## Task
Pull every "Computer" line out of the data below.

(Dataset entries)
+---+
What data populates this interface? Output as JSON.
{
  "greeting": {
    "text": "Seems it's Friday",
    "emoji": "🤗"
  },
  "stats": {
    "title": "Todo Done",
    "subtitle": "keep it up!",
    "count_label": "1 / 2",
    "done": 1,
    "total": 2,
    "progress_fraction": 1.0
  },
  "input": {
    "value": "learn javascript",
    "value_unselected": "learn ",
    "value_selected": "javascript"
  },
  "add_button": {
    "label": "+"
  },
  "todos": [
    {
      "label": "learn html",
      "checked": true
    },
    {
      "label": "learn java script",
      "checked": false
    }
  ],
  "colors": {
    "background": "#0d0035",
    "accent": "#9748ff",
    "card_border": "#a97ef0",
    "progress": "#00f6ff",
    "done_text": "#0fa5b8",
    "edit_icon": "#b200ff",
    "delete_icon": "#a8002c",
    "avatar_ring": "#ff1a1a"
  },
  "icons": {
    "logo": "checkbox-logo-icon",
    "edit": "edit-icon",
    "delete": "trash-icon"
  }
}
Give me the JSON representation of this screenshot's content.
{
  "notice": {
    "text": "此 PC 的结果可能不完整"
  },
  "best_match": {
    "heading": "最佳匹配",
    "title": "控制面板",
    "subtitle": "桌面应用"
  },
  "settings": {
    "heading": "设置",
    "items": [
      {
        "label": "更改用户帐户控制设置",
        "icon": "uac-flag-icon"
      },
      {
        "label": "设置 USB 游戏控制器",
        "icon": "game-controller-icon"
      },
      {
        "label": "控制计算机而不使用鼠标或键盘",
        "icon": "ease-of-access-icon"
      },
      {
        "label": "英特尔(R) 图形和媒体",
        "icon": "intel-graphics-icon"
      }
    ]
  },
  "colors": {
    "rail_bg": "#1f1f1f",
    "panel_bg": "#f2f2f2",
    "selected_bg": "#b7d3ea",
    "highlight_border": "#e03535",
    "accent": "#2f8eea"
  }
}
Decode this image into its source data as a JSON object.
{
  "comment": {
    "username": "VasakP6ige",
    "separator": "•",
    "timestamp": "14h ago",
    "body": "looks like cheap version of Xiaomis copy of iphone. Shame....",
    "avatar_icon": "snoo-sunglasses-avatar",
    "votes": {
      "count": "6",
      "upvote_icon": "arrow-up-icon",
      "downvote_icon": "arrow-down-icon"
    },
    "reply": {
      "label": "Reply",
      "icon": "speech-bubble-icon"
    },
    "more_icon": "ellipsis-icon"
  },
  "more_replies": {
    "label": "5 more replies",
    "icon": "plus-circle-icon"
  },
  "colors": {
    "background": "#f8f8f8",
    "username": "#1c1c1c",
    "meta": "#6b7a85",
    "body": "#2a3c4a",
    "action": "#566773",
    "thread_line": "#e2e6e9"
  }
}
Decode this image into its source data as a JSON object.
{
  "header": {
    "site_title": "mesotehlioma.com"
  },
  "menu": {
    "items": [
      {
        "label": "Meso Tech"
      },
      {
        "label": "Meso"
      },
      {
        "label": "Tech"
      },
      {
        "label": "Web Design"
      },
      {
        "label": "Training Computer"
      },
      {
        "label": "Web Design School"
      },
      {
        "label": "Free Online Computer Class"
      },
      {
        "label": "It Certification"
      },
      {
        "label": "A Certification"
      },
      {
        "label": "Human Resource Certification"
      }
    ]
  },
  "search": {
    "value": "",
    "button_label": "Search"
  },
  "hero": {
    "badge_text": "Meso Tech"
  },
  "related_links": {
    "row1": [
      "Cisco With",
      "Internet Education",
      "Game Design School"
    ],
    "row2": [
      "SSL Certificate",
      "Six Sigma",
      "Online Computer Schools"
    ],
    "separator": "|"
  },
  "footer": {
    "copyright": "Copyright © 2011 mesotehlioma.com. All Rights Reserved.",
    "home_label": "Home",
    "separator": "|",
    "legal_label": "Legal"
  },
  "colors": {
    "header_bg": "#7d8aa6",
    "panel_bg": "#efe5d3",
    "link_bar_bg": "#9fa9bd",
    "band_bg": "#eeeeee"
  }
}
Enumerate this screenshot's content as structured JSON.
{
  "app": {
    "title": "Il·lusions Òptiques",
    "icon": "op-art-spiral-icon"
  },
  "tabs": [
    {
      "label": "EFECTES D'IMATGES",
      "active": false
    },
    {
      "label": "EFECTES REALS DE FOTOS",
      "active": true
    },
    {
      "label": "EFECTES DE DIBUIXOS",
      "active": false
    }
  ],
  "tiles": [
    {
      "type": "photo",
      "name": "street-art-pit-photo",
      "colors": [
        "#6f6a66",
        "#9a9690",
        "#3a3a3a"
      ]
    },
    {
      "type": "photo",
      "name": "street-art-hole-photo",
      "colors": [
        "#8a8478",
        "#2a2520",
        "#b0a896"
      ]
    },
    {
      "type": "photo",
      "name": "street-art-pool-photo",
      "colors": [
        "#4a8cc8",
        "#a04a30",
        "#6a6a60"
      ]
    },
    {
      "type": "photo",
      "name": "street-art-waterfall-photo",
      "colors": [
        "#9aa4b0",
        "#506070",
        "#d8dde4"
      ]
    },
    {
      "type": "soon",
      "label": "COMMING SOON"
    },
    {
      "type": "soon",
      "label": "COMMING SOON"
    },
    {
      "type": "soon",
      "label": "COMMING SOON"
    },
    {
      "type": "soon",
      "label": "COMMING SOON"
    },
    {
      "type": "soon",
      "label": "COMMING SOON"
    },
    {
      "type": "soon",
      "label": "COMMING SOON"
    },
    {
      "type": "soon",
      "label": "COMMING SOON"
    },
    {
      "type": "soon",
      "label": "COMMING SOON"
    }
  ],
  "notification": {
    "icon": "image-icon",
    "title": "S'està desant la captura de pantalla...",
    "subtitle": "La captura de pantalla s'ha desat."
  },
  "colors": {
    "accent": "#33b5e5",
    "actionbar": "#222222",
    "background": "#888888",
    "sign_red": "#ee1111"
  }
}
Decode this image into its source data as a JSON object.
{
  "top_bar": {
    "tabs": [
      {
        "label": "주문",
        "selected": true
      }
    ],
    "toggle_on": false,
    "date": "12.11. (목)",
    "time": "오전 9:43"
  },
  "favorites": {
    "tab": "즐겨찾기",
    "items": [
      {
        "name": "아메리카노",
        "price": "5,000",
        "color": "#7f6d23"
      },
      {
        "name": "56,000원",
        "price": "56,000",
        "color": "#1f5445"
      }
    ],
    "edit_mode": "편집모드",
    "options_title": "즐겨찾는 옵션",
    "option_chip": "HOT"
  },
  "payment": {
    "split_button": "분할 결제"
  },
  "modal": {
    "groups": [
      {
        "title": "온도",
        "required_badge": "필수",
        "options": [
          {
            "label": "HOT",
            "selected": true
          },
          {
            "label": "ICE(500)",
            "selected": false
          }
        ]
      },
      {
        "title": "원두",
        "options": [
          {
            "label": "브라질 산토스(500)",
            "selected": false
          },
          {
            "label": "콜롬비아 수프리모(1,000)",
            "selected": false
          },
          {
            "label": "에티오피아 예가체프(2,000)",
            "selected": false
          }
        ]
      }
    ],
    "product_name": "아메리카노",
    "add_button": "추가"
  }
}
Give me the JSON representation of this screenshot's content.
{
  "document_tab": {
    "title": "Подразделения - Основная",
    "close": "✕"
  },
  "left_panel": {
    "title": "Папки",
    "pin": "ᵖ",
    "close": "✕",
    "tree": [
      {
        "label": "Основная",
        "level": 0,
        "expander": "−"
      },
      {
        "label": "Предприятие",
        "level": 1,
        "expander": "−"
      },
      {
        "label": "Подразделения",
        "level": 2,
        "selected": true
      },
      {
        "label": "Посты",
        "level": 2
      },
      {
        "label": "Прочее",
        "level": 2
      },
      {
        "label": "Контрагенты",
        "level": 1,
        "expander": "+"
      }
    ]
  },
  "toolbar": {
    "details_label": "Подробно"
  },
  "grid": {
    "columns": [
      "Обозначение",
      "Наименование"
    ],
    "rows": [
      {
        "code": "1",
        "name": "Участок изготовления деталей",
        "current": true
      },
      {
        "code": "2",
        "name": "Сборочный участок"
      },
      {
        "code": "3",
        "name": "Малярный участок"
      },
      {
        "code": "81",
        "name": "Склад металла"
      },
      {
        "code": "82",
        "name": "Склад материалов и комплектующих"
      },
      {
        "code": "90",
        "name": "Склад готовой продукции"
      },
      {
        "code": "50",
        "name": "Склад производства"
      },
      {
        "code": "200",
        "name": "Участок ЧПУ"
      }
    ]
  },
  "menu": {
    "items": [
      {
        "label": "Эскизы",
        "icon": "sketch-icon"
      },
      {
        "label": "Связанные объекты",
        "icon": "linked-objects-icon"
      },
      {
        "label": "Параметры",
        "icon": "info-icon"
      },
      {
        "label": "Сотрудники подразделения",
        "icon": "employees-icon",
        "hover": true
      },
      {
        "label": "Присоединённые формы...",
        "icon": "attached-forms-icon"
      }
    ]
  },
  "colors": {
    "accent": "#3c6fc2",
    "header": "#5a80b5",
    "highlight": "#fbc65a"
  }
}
+---+
## Solution for this exercise
        "label": "Training Computer"
        "label": "Free Online Computer Class"
      "Online Computer Schools"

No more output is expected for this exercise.